*文書の抜粋*.
どのペプチドに効果があるのかを確かめること
どのペプチド製品が誇大広告に値するのかを見きわめるには、そのブランドが使用しているデリバリーシステムに対応しているかをチェックしてみる価値はあると、化粧品化学者のアレックス・パジェット氏は言う。彼女はソーシャルメディア上でスキンケア処方についての教育を行っており、TikTokに13万1000人のフォロワーがいる。
「私なら、ペプチドの一部が皮膚に浸透していることを示すインビボ(in vivo)試験またはエクスビボ(ex vivo)試験を経たペプチドを探す」とパジェット氏は述べた。「試験管内ですばらしい結果を出すペプチドもあるが、そのペプチドが入ったフォーミュラを実際に肌に塗布したときに同じ結果が出るとは限らない。ペプチドは、皮膚のバリアを通過し、皮膚の酵素による分解を回避し、実際に皮膚の中の関連する活性部位を見つけて到達するという難題に直面する」。要するに、現在注目を浴びている成分としての価値があるのは、すべてのペプチドではなく一部のペプチドだということだ。
たとえば、ナチュリウムは新しいセラムにカプセル化したペプチドを配合しているが、この技術はパジェット氏も認めている。ナチュリウムの創業者スーザン・ヤーラ氏は、「カプセル化は、ほとんどそれ自体が独自の小さなミニフォーミュラのようなものだ」と述べ、ペプチドを他のフォーミュラから分離しておくことで、安定性と効能を維持し、より肌への浸透性を高めることができると指摘した。
とはいえ、どんなスキンケア製品にもいえることだが、おそらくもっと重要なのは結果だろう。ヤーラ氏は最新の製品を使用した結果について、「私の肌は目に見えてよくなっている」と語った。私たちが話をしたとき、この製品はまだ正式には発売されていなかったが、ヤーラ氏はすでに10個の実験用サンプルを使い終えたと言っていた。「肌にハリが出て、ふっくらした感じになった。使うたびに自分の肌がきれいになっていくのがうれしい」。

*必要な作業*.
1. スキンケアのペプチドについての文章を、「どのペプチドに効果があるのかを確かめること」で始まり「000人のフォロワーがいる。」に至るまで、一字一句そのまま書き写してください。
2. スキンケアのペプチドについての文章によると、パジェット氏のTikTokのフォロワーは何人ですか？
3. スキンケアのペプチドについての文章を、最後の文の後から書き継いでください。

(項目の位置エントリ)
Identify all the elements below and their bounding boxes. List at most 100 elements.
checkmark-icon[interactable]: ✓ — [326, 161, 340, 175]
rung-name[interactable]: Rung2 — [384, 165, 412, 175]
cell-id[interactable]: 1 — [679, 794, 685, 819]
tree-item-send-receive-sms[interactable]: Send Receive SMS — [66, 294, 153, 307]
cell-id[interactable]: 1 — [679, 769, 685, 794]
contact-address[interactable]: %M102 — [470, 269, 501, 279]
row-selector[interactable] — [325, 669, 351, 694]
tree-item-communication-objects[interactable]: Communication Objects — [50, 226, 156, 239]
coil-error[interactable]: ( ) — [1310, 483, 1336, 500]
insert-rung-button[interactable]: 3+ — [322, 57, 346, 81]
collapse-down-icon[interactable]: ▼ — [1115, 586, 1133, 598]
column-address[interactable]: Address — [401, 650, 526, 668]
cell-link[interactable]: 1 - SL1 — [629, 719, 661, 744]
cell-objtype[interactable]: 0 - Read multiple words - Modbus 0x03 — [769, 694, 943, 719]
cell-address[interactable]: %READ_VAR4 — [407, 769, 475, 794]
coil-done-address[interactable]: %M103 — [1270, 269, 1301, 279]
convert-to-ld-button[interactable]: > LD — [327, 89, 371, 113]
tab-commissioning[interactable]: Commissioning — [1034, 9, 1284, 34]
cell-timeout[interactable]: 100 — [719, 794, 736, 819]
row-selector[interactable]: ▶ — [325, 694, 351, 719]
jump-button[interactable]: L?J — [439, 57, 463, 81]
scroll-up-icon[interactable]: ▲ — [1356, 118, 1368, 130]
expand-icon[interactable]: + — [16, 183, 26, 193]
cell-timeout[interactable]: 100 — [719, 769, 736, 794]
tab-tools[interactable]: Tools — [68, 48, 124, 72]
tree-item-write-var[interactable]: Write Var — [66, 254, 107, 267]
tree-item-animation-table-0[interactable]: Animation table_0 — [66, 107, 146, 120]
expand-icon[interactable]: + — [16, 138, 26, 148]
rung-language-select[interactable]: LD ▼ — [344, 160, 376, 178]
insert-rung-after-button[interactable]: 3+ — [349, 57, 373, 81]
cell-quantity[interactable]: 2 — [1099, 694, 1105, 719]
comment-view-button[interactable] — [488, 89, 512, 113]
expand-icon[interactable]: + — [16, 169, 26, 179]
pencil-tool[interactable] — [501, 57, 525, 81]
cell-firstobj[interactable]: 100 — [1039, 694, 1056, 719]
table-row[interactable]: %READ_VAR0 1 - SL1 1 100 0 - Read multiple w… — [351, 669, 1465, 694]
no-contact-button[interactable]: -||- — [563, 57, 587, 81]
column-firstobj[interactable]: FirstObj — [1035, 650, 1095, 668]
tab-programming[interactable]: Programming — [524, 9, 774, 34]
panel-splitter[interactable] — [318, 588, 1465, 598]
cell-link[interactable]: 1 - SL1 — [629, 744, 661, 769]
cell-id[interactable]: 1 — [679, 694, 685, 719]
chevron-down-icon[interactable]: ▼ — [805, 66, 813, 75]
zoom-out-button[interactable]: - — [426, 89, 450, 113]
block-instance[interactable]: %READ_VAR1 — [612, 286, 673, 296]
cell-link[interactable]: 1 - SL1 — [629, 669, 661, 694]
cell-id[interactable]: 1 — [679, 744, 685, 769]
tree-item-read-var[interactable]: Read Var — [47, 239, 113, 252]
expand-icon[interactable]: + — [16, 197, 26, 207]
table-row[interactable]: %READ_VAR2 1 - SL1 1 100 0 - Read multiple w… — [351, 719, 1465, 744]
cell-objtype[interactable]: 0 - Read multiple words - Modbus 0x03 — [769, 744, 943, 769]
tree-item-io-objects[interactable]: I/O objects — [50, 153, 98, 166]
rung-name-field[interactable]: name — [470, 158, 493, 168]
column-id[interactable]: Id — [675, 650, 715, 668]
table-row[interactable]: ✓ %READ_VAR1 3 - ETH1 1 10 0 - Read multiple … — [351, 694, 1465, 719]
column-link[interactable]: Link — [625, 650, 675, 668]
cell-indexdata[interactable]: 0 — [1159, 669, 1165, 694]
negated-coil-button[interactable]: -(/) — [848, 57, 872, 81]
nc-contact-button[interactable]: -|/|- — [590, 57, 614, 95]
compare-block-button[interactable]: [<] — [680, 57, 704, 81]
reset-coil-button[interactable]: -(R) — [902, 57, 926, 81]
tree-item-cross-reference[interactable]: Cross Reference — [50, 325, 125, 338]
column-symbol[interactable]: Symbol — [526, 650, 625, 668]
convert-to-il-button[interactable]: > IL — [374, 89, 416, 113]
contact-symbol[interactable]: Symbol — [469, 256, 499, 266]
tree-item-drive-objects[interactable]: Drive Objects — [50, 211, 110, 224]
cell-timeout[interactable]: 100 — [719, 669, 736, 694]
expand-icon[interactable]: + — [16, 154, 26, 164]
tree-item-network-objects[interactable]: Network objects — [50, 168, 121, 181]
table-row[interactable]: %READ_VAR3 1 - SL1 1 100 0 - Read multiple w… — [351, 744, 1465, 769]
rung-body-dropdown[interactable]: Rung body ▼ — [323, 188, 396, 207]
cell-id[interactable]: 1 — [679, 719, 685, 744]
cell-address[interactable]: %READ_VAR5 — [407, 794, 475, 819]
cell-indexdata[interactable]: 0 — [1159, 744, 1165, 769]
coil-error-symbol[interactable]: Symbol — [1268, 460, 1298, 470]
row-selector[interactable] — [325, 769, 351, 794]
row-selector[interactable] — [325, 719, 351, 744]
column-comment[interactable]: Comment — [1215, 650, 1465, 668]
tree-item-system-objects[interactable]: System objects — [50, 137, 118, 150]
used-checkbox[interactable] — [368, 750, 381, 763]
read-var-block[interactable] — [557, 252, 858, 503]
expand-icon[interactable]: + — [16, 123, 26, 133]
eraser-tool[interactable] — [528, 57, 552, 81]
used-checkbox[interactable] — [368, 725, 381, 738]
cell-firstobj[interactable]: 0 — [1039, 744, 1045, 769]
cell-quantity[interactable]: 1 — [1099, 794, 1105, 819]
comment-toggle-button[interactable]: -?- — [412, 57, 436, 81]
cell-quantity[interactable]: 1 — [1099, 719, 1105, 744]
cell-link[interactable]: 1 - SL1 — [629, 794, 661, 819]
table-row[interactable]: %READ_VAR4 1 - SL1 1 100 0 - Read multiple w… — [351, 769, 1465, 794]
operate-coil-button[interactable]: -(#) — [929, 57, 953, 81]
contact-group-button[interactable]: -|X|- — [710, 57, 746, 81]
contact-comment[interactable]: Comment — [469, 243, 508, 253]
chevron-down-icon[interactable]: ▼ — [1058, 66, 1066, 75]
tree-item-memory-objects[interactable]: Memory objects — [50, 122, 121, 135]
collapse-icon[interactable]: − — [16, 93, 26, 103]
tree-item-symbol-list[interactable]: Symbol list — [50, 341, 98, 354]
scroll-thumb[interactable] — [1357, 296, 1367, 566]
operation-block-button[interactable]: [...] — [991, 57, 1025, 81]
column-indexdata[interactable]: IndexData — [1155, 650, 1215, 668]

*演習の結果*.
1.
どのペプチドに効果があるのかを確かめること
どのペプチド製品が誇大広告に値するのかを見きわめるには、そのブランドが使用しているデリバリーシステムに対応しているかをチェックしてみる価値はあると、化粧品化学者のアレックス・パジェット氏は言う。彼女はソーシャルメディア上でスキンケア処方についての教育を行っており、TikTokに13万1000人のフォロワーがいる。

2. 13万1000人です。

3.
スペイト・トレンドウォッチ:ハロウィンのネイル
ハロウィンが目前に迫り、消費者はネイルをホリデー仕様にしている。そのためにDIYに飛びつき、インスピレーションやチュートリアルを求めてソーシャルを探し回っている。「ハロウィンネイル」は明らかにトレンドとなっていて、TikTokの週間平均ビュー数は4710万ビューを記録、前月比470.5%増となっている。
今年人気のスタイルには、エクストラロングで妖艶な装飾を施したハロウィンの悪役ネイルから、ゾンビやおばけのキャスパー、複雑なクモの巣にインスパイアされたデザインまで、ありとあらゆるものが含まれている。
このトレンドに同調しているブランドのひとつが、ハロウィンをテーマにしたプレスオンネイルを多数提供し、ハロウィンスピリットを取り入れているキスプロダクツ(Kiss Products)だ。同ブランドはこのトレンドに追随するだけでなく、消費者の共感を呼ぶ魅力的なPR案件動画をTikTokで作成、積極的にトレンドに参加している。9月に投稿されたハロウィンネイルの動画は310万回ビュー、13万3000の「いいね!」と246のコメントを獲得している。
「新しい美容トレンドとデジタルマーケティングの導入により、美容とホリデーを祝うためのアプローチは進化している。ハロウィンネイルは一過性のトレンドにとどまらず、美容業界における現在進行形の変革と、自己表現の重要性を象徴している」と、スペイトの共同創業者であるヤーデン・ホロウィッツ氏は述べている。